STORED RECORDS:
+===+

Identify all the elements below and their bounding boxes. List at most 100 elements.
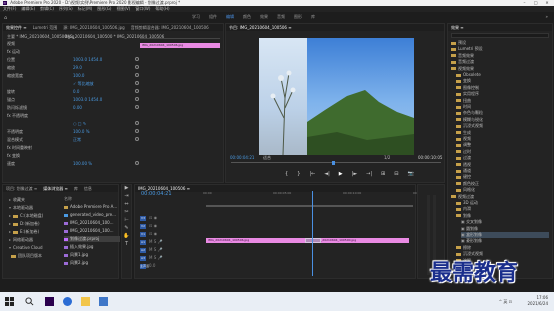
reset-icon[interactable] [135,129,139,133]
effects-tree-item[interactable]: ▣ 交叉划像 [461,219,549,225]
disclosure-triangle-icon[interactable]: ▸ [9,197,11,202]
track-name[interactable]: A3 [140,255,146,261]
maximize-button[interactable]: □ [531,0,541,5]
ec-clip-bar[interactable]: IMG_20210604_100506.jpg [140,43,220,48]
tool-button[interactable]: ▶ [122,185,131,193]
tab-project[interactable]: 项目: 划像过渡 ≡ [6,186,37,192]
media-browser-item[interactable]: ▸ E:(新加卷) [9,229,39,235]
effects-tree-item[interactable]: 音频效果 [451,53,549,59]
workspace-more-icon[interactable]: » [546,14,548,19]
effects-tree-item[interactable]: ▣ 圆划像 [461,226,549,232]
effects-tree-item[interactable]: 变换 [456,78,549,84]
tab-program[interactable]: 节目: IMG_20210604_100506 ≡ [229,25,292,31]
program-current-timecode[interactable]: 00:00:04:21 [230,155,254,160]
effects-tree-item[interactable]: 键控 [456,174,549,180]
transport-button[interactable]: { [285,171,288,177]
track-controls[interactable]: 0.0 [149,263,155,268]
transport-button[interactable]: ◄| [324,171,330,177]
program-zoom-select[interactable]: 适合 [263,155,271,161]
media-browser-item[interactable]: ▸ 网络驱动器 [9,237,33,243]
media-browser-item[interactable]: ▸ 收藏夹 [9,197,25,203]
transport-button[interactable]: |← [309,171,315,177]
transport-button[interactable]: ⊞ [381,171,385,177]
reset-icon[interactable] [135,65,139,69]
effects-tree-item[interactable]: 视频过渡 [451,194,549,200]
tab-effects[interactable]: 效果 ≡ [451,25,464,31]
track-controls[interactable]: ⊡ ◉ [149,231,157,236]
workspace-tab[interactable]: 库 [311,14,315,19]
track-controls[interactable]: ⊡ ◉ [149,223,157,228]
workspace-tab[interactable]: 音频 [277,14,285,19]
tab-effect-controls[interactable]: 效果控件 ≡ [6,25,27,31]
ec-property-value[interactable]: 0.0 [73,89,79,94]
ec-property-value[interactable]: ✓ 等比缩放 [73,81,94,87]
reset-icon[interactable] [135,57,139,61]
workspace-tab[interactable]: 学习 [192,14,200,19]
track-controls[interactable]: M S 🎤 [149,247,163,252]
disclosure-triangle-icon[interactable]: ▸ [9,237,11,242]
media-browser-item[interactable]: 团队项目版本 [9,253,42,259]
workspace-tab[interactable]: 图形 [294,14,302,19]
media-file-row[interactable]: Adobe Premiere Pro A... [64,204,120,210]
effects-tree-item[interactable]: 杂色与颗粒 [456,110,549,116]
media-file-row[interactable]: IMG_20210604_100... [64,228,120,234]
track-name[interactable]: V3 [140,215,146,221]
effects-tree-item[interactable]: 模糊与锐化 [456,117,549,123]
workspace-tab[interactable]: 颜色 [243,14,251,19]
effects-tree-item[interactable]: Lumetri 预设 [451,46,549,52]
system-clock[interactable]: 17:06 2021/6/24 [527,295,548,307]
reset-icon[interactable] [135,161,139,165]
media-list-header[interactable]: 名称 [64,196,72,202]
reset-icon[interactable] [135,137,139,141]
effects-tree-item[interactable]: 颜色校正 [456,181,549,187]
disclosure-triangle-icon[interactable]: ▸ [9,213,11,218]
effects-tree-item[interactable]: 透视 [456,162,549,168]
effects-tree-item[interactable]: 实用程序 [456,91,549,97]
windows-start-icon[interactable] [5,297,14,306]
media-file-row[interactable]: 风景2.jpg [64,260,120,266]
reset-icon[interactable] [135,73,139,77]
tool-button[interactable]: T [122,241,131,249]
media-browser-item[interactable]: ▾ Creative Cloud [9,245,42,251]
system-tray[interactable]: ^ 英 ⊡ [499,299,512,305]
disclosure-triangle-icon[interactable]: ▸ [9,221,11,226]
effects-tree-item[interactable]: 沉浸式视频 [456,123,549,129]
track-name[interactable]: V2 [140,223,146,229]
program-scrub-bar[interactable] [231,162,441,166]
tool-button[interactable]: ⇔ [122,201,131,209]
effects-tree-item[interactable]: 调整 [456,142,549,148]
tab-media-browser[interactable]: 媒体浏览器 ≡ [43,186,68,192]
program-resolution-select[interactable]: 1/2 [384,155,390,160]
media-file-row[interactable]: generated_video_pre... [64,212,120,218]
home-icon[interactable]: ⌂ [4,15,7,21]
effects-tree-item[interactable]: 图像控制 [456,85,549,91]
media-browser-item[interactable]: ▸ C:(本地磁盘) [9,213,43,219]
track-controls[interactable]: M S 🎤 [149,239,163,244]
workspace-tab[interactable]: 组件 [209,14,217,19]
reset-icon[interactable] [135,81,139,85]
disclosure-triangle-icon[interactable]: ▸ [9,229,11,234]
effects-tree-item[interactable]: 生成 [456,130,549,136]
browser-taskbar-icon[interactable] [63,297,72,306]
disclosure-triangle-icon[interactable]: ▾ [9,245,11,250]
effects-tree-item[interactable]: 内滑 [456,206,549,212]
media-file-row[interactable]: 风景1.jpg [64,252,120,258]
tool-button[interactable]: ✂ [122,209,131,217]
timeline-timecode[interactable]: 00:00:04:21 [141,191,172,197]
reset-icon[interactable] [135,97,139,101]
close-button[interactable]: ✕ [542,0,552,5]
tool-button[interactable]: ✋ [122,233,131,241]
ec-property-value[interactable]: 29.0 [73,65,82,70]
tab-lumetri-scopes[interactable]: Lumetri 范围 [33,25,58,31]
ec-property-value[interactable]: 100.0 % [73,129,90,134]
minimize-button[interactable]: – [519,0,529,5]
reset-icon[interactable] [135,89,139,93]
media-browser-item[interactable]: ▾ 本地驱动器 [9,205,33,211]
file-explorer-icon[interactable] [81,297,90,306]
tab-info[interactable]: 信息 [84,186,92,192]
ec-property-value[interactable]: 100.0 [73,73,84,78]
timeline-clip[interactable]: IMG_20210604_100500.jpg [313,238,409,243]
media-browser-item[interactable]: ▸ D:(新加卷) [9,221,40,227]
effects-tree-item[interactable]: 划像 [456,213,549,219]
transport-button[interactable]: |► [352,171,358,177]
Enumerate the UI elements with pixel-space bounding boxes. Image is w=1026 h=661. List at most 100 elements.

+===+

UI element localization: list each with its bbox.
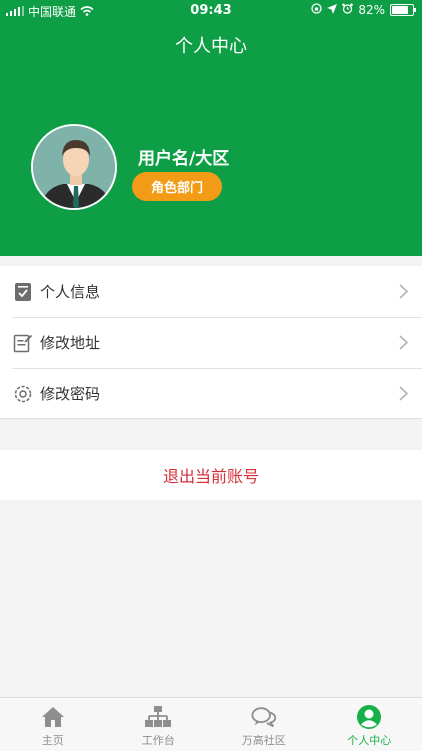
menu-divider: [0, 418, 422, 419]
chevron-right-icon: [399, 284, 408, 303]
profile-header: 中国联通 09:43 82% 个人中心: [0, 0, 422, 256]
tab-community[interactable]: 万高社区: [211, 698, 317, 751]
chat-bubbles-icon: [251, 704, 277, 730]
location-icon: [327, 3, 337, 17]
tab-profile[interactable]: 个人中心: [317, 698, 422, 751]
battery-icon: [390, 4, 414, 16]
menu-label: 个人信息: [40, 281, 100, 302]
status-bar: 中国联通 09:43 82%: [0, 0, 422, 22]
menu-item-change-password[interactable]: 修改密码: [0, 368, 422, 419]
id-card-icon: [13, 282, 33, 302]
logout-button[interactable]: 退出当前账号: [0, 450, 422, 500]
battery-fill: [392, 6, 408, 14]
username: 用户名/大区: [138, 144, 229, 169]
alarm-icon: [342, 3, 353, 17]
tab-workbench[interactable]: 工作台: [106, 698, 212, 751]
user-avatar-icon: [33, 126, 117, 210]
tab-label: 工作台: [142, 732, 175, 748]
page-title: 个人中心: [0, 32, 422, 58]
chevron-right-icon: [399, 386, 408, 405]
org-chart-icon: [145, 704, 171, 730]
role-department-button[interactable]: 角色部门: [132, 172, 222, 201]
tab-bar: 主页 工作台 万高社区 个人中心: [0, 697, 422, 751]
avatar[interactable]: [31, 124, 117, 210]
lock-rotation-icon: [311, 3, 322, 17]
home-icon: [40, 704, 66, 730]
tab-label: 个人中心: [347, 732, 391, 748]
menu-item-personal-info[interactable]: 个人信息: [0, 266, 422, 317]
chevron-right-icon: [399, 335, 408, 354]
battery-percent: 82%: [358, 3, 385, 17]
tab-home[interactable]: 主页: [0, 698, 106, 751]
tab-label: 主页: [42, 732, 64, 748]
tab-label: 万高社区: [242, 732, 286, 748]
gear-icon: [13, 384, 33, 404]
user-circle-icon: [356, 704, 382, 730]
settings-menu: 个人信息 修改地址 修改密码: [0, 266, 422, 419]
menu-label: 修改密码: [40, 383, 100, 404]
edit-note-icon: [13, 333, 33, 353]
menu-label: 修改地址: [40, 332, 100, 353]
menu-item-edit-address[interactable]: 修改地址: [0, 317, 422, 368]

+===+

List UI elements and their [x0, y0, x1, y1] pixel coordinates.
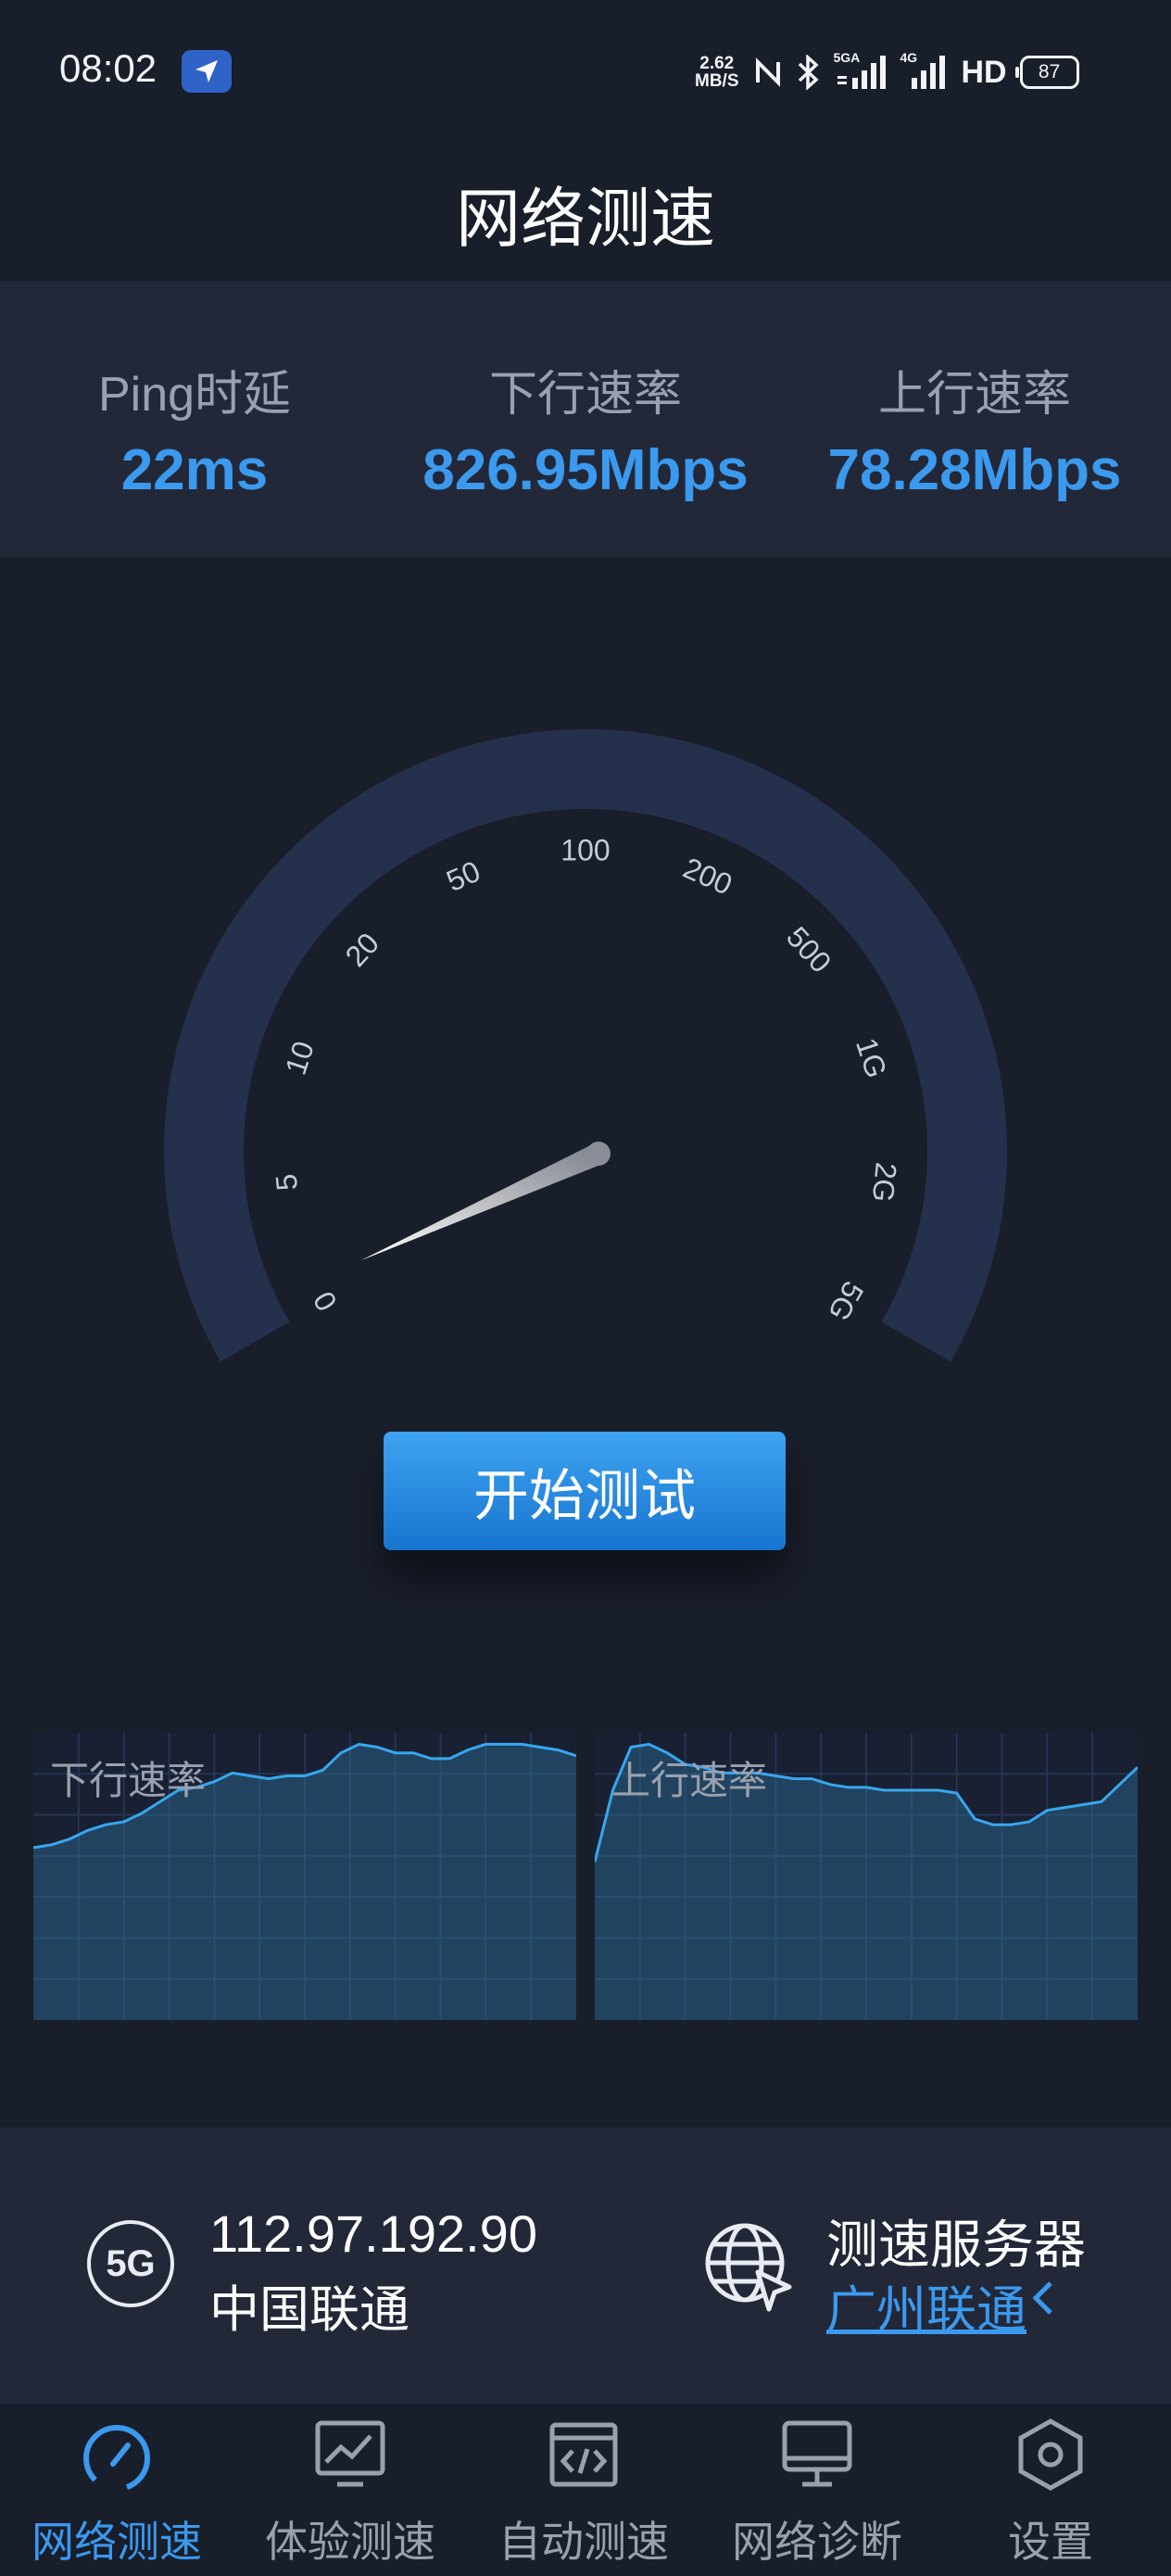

+===+

TASK DIRECTIONS: Find every line above that contains the string "chevron", matching case exactly, and copy each of those lines.

TASK ANSWER:
chevron-right-icon: [399, 284, 408, 303]
chevron-right-icon: [399, 386, 408, 405]
chevron-right-icon: [399, 335, 408, 354]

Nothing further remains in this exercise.